==== INFORMATION SUPPLIED
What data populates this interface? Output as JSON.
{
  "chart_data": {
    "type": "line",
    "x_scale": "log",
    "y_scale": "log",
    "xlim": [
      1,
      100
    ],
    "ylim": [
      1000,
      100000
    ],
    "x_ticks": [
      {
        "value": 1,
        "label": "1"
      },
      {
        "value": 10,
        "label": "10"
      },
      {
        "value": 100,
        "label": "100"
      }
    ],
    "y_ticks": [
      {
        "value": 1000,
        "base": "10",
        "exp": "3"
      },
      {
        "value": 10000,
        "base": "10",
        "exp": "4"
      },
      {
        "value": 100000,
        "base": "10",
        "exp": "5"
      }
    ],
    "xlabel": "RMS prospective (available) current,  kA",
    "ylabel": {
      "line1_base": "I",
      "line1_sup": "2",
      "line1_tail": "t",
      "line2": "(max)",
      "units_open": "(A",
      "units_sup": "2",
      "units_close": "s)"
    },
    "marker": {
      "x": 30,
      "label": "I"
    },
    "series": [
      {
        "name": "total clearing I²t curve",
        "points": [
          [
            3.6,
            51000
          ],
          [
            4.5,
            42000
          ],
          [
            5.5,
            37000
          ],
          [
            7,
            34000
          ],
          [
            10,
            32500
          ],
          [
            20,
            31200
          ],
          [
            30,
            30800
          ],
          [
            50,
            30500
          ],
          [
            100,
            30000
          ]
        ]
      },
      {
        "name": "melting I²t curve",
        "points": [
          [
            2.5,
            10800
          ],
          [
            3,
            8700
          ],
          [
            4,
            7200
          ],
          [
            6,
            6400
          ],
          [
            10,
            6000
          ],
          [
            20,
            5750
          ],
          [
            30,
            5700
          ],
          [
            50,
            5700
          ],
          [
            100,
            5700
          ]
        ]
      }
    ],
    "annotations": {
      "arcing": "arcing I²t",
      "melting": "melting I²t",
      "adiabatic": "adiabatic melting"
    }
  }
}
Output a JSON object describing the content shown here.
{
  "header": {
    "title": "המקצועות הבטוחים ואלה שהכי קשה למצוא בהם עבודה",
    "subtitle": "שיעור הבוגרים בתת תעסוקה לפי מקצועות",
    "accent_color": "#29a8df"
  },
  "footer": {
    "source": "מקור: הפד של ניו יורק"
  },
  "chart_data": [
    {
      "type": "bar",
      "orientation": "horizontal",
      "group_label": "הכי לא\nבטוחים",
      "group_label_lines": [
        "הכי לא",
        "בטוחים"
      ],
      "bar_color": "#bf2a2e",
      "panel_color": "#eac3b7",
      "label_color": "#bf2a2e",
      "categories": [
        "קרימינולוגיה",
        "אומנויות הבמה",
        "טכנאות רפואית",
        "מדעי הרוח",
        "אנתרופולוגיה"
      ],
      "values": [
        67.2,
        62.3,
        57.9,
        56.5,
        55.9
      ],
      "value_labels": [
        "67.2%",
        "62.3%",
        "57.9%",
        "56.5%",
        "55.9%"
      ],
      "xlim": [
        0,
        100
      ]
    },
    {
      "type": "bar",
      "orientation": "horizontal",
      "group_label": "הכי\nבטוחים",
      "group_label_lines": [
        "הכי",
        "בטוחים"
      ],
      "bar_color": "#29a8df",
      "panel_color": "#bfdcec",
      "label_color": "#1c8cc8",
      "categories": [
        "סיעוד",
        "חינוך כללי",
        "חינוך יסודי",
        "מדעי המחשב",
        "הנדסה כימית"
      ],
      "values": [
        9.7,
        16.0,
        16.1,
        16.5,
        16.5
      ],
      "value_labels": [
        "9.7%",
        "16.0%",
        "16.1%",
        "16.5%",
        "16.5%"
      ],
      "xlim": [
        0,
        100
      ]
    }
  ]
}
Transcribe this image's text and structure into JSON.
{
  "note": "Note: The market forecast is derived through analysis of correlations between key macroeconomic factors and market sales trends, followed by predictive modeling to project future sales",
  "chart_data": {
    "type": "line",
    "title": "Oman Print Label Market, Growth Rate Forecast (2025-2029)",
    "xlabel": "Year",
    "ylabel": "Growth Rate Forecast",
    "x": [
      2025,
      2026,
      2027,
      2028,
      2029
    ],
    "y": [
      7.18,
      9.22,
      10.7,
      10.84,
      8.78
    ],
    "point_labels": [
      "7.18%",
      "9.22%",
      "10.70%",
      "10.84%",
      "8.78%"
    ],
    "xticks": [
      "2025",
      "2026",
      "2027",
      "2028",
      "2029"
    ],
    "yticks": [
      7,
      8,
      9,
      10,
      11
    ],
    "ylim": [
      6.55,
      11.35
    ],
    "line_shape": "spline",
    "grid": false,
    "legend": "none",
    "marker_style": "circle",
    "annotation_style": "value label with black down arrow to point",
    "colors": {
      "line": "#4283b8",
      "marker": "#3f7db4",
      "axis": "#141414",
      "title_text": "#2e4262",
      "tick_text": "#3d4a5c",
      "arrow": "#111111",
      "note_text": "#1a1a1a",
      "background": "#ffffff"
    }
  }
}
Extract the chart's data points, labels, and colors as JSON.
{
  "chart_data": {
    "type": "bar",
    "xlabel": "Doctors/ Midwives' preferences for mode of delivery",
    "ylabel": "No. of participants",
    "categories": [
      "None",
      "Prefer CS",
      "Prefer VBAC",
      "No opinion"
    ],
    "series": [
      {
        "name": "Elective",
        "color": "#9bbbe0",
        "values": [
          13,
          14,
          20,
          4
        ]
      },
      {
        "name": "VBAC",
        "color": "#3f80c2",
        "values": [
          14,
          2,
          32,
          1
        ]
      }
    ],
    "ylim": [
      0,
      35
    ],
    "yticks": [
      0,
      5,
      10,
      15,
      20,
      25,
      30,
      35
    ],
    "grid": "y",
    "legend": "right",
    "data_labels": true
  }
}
========
GIVEN PROBLEM: Go through the listing and print each line exactly as it appears.

RESPONSE TO THIS TASK:
What data populates this interface? Output as JSON.
{
  "chart_data": {
    "type": "line",
    "x_scale": "log",
    "y_scale": "log",
    "xlim": [
      1,
      100
    ],
    "ylim": [
      1000,
      100000
    ],
    "x_ticks": [
      {
        "value": 1,
        "label": "1"
      },
      {
        "value": 10,
        "label": "10"
      },
      {
        "value": 100,
        "label": "100"
      }
    ],
    "y_ticks": [
      {
        "value": 1000,
        "base": "10",
        "exp": "3"
      },
      {
        "value": 10000,
        "base": "10",
        "exp": "4"
      },
      {
        "value": 100000,
        "base": "10",
        "exp": "5"
      }
    ],
    "xlabel": "RMS prospective (available) current,  kA",
    "ylabel": {
      "line1_base": "I",
      "line1_sup": "2",
      "line1_tail": "t",
      "line2": "(max)",
      "units_open": "(A",
      "units_sup": "2",
      "units_close": "s)"
    },
    "marker": {
      "x": 30,
      "label": "I"
    },
    "series": [
      {
        "name": "total clearing I²t curve",
        "points": [
          [
            3.6,
            51000
          ],
          [
            4.5,
            42000
          ],
          [
            5.5,
            37000
          ],
          [
            7,
            34000
          ],
          [
            10,
            32500
          ],
          [
            20,
            31200
          ],
          [
            30,
            30800
          ],
          [
            50,
            30500
          ],
          [
            100,
            30000
          ]
        ]
      },
      {
        "name": "melting I²t curve",
        "points": [
          [
            2.5,
            10800
          ],
          [
            3,
            8700
          ],
          [
            4,
            7200
          ],
          [
            6,
            6400
          ],
          [
            10,
            6000
          ],
          [
            20,
            5750
          ],
          [
            30,
            5700
          ],
          [
            50,
            5700
          ],
          [
            100,
            5700
          ]
        ]
      }
    ],
    "annotations": {
      "arcing": "arcing I²t",
      "melting": "melting I²t",
      "adiabatic": "adiabatic melting"
    }
  }
}
Output a JSON object describing the content shown here.
{
  "header": {
    "title": "המקצועות הבטוחים ואלה שהכי קשה למצוא בהם עבודה",
    "subtitle": "שיעור הבוגרים בתת תעסוקה לפי מקצועות",
    "accent_color": "#29a8df"
  },
  "footer": {
    "source": "מקור: הפד של ניו יורק"
  },
  "chart_data": [
    {
      "type": "bar",
      "orientation": "horizontal",
      "group_label": "הכי לא\nבטוחים",
      "group_label_lines": [
        "הכי לא",
        "בטוחים"
      ],
      "bar_color": "#bf2a2e",
      "panel_color": "#eac3b7",
      "label_color": "#bf2a2e",
      "categories": [
        "קרימינולוגיה",
        "אומנויות הבמה",
        "טכנאות רפואית",
        "מדעי הרוח",
        "אנתרופולוגיה"
      ],
      "values": [
        67.2,
        62.3,
        57.9,
        56.5,
        55.9
      ],
      "value_labels": [
        "67.2%",
        "62.3%",
        "57.9%",
        "56.5%",
        "55.9%"
      ],
      "xlim": [
        0,
        100
      ]
    },
    {
      "type": "bar",
      "orientation": "horizontal",
      "group_label": "הכי\nבטוחים",
      "group_label_lines": [
        "הכי",
        "בטוחים"
      ],
      "bar_color": "#29a8df",
      "panel_color": "#bfdcec",
      "label_color": "#1c8cc8",
      "categories": [
        "סיעוד",
        "חינוך כללי",
        "חינוך יסודי",
        "מדעי המחשב",
        "הנדסה כימית"
      ],
      "values": [
        9.7,
        16.0,
        16.1,
        16.5,
        16.5
      ],
      "value_labels": [
        "9.7%",
        "16.0%",
        "16.1%",
        "16.5%",
        "16.5%"
      ],
      "xlim": [
        0,
        100
      ]
    }
  ]
}
Transcribe this image's text and structure into JSON.
{
  "note": "Note: The market forecast is derived through analysis of correlations between key macroeconomic factors and market sales trends, followed by predictive modeling to project future sales",
  "chart_data": {
    "type": "line",
    "title": "Oman Print Label Market, Growth Rate Forecast (2025-2029)",
    "xlabel": "Year",
    "ylabel": "Growth Rate Forecast",
    "x": [
      2025,
      2026,
      2027,
      2028,
      2029
    ],
    "y": [
      7.18,
      9.22,
      10.7,
      10.84,
      8.78
    ],
    "point_labels": [
      "7.18%",
      "9.22%",
      "10.70%",
      "10.84%",
      "8.78%"
    ],
    "xticks": [
      "2025",
      "2026",
      "2027",
      "2028",
      "2029"
    ],
    "yticks": [
      7,
      8,
      9,
      10,
      11
    ],
    "ylim": [
      6.55,
      11.35
    ],
    "line_shape": "spline",
    "grid": false,
    "legend": "none",
    "marker_style": "circle",
    "annotation_style": "value label with black down arrow to point",
    "colors": {
      "line": "#4283b8",
      "marker": "#3f7db4",
      "axis": "#141414",
      "title_text": "#2e4262",
      "tick_text": "#3d4a5c",
      "arrow": "#111111",
      "note_text": "#1a1a1a",
      "background": "#ffffff"
    }
  }
}
Extract the chart's data points, labels, and colors as JSON.
{
  "chart_data": {
    "type": "bar",
    "xlabel": "Doctors/ Midwives' preferences for mode of delivery",
    "ylabel": "No. of participants",
    "categories": [
      "None",
      "Prefer CS",
      "Prefer VBAC",
      "No opinion"
    ],
    "series": [
      {
        "name": "Elective",
        "color": "#9bbbe0",
        "values": [
          13,
          14,
          20,
          4
        ]
      },
      {
        "name": "VBAC",
        "color": "#3f80c2",
        "values": [
          14,
          2,
          32,
          1
        ]
      }
    ],
    "ylim": [
      0,
      35
    ],
    "yticks": [
      0,
      5,
      10,
      15,
      20,
      25,
      30,
      35
    ],
    "grid": "y",
    "legend": "right",
    "data_labels": true
  }
}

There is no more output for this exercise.